To be done:
Find each line in the entries below that contains the string "axis" and copy it out in full. Letter case counts.

Information provided:
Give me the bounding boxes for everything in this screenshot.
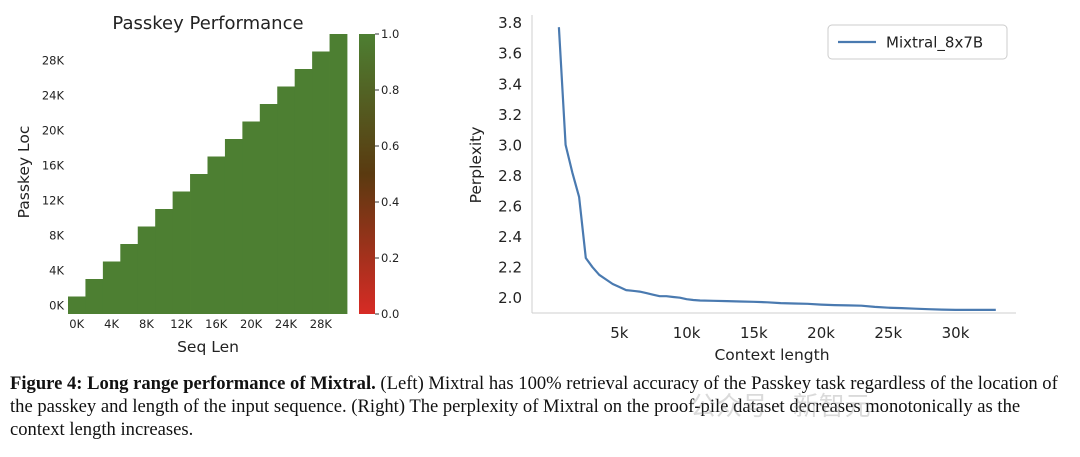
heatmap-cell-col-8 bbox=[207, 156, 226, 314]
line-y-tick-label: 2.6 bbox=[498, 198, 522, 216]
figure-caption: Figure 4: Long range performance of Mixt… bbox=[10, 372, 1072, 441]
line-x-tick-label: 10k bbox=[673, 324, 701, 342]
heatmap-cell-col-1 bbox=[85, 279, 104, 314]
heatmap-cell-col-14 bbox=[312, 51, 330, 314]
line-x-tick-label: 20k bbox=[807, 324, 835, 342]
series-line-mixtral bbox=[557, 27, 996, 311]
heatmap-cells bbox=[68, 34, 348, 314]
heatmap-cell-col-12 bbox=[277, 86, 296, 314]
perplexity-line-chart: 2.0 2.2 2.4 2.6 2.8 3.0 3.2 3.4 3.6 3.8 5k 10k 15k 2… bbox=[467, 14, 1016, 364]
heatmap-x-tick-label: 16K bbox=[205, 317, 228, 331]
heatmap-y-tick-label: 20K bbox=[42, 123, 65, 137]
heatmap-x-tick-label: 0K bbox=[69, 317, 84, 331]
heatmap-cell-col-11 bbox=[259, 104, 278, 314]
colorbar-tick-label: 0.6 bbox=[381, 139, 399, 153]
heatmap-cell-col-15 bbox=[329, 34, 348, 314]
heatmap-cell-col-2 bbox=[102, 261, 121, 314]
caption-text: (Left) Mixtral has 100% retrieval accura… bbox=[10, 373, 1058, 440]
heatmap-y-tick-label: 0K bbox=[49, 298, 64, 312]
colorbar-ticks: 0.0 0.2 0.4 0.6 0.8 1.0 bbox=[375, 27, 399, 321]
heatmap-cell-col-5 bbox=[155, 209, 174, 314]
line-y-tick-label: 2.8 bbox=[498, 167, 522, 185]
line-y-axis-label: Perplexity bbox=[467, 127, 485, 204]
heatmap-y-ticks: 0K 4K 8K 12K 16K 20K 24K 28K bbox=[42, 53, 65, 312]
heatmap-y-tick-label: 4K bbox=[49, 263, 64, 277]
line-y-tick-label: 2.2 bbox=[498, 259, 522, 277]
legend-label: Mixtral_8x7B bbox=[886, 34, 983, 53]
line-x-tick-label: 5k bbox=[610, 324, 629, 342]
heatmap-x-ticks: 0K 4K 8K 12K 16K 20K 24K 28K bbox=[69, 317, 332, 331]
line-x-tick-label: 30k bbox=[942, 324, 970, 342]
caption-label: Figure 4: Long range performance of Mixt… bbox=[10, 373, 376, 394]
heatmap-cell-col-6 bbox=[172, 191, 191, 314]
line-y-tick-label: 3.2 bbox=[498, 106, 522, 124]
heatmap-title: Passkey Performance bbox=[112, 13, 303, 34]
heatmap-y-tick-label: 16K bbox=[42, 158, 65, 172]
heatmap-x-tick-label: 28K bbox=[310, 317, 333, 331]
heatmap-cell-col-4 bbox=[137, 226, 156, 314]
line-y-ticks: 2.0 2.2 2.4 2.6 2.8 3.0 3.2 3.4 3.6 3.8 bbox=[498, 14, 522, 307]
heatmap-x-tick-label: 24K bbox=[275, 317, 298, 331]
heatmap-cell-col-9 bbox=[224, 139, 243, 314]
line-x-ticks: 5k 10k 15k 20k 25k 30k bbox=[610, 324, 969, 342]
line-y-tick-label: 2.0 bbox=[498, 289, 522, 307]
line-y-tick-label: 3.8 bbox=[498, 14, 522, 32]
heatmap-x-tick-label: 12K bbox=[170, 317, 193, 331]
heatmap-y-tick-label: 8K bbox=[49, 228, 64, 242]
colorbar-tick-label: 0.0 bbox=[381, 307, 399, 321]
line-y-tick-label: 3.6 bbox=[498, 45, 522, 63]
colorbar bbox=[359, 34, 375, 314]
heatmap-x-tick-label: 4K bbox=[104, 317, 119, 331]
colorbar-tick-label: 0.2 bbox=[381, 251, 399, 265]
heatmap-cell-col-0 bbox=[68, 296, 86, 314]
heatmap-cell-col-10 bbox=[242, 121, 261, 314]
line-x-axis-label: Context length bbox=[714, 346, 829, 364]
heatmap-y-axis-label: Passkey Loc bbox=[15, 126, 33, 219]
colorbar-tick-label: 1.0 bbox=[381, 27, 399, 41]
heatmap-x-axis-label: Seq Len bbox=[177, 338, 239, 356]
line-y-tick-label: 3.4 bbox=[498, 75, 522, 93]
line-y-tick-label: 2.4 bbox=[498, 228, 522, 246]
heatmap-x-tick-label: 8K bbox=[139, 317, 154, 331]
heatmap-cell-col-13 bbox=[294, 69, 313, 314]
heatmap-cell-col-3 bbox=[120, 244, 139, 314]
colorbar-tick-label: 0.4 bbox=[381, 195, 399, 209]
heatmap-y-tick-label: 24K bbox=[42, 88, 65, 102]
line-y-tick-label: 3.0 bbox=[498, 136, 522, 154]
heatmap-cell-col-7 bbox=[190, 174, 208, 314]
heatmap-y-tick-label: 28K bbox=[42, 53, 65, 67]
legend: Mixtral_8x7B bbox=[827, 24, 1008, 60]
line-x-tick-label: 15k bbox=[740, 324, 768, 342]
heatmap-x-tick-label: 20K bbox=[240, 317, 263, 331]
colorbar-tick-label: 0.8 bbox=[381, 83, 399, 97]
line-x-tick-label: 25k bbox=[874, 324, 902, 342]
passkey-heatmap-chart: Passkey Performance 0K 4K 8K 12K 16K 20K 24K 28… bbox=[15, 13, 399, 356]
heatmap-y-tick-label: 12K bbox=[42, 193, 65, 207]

Solved problem:
line-y-axis-label: Perplexity bbox=[467, 127, 485, 204]
line-x-axis-label: Context length bbox=[714, 346, 829, 364]
heatmap-y-axis-label: Passkey Loc bbox=[15, 126, 33, 219]
heatmap-x-axis-label: Seq Len bbox=[177, 338, 239, 356]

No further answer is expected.